▶ [Input for this task]
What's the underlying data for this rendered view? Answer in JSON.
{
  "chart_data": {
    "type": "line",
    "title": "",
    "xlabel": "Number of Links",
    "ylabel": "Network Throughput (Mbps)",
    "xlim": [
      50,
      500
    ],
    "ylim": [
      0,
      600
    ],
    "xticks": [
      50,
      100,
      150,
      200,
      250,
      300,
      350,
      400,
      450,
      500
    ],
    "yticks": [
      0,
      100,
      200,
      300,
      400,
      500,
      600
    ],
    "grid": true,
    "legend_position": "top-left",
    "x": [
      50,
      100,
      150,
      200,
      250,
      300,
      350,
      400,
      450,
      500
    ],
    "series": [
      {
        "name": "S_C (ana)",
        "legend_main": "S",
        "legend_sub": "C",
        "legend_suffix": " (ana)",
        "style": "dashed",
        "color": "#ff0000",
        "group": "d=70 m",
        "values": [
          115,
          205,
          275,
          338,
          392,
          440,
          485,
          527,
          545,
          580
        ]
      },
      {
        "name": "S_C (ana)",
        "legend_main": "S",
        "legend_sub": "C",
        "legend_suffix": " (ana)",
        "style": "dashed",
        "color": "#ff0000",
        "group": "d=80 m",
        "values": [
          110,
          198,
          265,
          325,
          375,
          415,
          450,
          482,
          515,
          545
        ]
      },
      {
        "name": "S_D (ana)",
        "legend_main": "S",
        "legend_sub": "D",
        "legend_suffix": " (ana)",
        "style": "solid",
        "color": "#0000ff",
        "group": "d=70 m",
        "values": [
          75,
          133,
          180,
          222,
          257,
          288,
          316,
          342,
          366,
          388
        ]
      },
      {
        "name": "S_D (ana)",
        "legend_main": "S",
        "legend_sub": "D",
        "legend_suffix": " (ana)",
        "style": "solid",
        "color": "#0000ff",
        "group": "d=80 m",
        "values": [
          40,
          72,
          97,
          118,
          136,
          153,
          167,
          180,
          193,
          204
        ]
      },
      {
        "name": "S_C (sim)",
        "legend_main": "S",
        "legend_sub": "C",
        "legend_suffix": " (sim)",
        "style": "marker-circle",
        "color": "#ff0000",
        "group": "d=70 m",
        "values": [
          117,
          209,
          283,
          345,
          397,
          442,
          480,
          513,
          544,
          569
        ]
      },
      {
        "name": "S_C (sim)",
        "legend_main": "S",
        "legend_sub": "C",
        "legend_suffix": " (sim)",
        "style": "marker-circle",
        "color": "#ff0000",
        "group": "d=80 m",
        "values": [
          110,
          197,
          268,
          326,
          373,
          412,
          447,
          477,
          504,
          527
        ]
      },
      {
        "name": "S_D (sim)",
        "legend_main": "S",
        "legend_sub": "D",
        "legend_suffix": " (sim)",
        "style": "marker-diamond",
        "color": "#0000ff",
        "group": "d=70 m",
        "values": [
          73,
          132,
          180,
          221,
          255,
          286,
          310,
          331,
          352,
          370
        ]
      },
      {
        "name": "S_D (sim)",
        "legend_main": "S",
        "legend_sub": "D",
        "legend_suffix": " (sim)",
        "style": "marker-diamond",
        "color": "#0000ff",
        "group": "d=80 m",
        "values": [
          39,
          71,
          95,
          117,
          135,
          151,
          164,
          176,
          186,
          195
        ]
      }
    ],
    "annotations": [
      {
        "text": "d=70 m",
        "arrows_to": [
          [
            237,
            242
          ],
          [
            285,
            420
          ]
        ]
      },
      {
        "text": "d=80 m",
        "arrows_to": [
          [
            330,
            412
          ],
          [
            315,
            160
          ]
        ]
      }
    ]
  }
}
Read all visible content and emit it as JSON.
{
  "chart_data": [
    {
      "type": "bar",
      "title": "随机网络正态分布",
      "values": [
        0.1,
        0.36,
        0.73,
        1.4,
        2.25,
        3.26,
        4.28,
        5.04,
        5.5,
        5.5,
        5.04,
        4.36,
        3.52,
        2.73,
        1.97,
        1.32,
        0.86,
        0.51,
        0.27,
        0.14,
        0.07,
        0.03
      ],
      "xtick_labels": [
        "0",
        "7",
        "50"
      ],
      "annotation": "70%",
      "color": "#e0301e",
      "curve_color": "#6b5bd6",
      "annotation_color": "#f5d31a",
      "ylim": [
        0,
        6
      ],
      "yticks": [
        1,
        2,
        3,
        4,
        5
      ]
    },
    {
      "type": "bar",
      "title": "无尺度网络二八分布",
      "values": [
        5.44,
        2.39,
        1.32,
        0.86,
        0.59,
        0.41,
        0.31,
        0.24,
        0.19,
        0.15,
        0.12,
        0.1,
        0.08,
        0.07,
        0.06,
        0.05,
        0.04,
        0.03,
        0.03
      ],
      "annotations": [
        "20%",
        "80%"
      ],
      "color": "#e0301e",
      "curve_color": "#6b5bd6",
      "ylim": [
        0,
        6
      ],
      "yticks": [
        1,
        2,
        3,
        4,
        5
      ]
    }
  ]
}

▶ [Exercise aim]
The listing above must be transcribed exactly, line by line.

▶ [Task answer]
What's the underlying data for this rendered view? Answer in JSON.
{
  "chart_data": {
    "type": "line",
    "title": "",
    "xlabel": "Number of Links",
    "ylabel": "Network Throughput (Mbps)",
    "xlim": [
      50,
      500
    ],
    "ylim": [
      0,
      600
    ],
    "xticks": [
      50,
      100,
      150,
      200,
      250,
      300,
      350,
      400,
      450,
      500
    ],
    "yticks": [
      0,
      100,
      200,
      300,
      400,
      500,
      600
    ],
    "grid": true,
    "legend_position": "top-left",
    "x": [
      50,
      100,
      150,
      200,
      250,
      300,
      350,
      400,
      450,
      500
    ],
    "series": [
      {
        "name": "S_C (ana)",
        "legend_main": "S",
        "legend_sub": "C",
        "legend_suffix": " (ana)",
        "style": "dashed",
        "color": "#ff0000",
        "group": "d=70 m",
        "values": [
          115,
          205,
          275,
          338,
          392,
          440,
          485,
          527,
          545,
          580
        ]
      },
      {
        "name": "S_C (ana)",
        "legend_main": "S",
        "legend_sub": "C",
        "legend_suffix": " (ana)",
        "style": "dashed",
        "color": "#ff0000",
        "group": "d=80 m",
        "values": [
          110,
          198,
          265,
          325,
          375,
          415,
          450,
          482,
          515,
          545
        ]
      },
      {
        "name": "S_D (ana)",
        "legend_main": "S",
        "legend_sub": "D",
        "legend_suffix": " (ana)",
        "style": "solid",
        "color": "#0000ff",
        "group": "d=70 m",
        "values": [
          75,
          133,
          180,
          222,
          257,
          288,
          316,
          342,
          366,
          388
        ]
      },
      {
        "name": "S_D (ana)",
        "legend_main": "S",
        "legend_sub": "D",
        "legend_suffix": " (ana)",
        "style": "solid",
        "color": "#0000ff",
        "group": "d=80 m",
        "values": [
          40,
          72,
          97,
          118,
          136,
          153,
          167,
          180,
          193,
          204
        ]
      },
      {
        "name": "S_C (sim)",
        "legend_main": "S",
        "legend_sub": "C",
        "legend_suffix": " (sim)",
        "style": "marker-circle",
        "color": "#ff0000",
        "group": "d=70 m",
        "values": [
          117,
          209,
          283,
          345,
          397,
          442,
          480,
          513,
          544,
          569
        ]
      },
      {
        "name": "S_C (sim)",
        "legend_main": "S",
        "legend_sub": "C",
        "legend_suffix": " (sim)",
        "style": "marker-circle",
        "color": "#ff0000",
        "group": "d=80 m",
        "values": [
          110,
          197,
          268,
          326,
          373,
          412,
          447,
          477,
          504,
          527
        ]
      },
      {
        "name": "S_D (sim)",
        "legend_main": "S",
        "legend_sub": "D",
        "legend_suffix": " (sim)",
        "style": "marker-diamond",
        "color": "#0000ff",
        "group": "d=70 m",
        "values": [
          73,
          132,
          180,
          221,
          255,
          286,
          310,
          331,
          352,
          370
        ]
      },
      {
        "name": "S_D (sim)",
        "legend_main": "S",
        "legend_sub": "D",
        "legend_suffix": " (sim)",
        "style": "marker-diamond",
        "color": "#0000ff",
        "group": "d=80 m",
        "values": [
          39,
          71,
          95,
          117,
          135,
          151,
          164,
          176,
          186,
          195
        ]
      }
    ],
    "annotations": [
      {
        "text": "d=70 m",
        "arrows_to": [
          [
            237,
            242
          ],
          [
            285,
            420
          ]
        ]
      },
      {
        "text": "d=80 m",
        "arrows_to": [
          [
            330,
            412
          ],
          [
            315,
            160
          ]
        ]
      }
    ]
  }
}
Read all visible content and emit it as JSON.
{
  "chart_data": [
    {
      "type": "bar",
      "title": "随机网络正态分布",
      "values": [
        0.1,
        0.36,
        0.73,
        1.4,
        2.25,
        3.26,
        4.28,
        5.04,
        5.5,
        5.5,
        5.04,
        4.36,
        3.52,
        2.73,
        1.97,
        1.32,
        0.86,
        0.51,
        0.27,
        0.14,
        0.07,
        0.03
      ],
      "xtick_labels": [
        "0",
        "7",
        "50"
      ],
      "annotation": "70%",
      "color": "#e0301e",
      "curve_color": "#6b5bd6",
      "annotation_color": "#f5d31a",
      "ylim": [
        0,
        6
      ],
      "yticks": [
        1,
        2,
        3,
        4,
        5
      ]
    },
    {
      "type": "bar",
      "title": "无尺度网络二八分布",
      "values": [
        5.44,
        2.39,
        1.32,
        0.86,
        0.59,
        0.41,
        0.31,
        0.24,
        0.19,
        0.15,
        0.12,
        0.1,
        0.08,
        0.07,
        0.06,
        0.05,
        0.04,
        0.03,
        0.03
      ],
      "annotations": [
        "20%",
        "80%"
      ],
      "color": "#e0301e",
      "curve_color": "#6b5bd6",
      "ylim": [
        0,
        6
      ],
      "yticks": [
        1,
        2,
        3,
        4,
        5
      ]
    }
  ]
}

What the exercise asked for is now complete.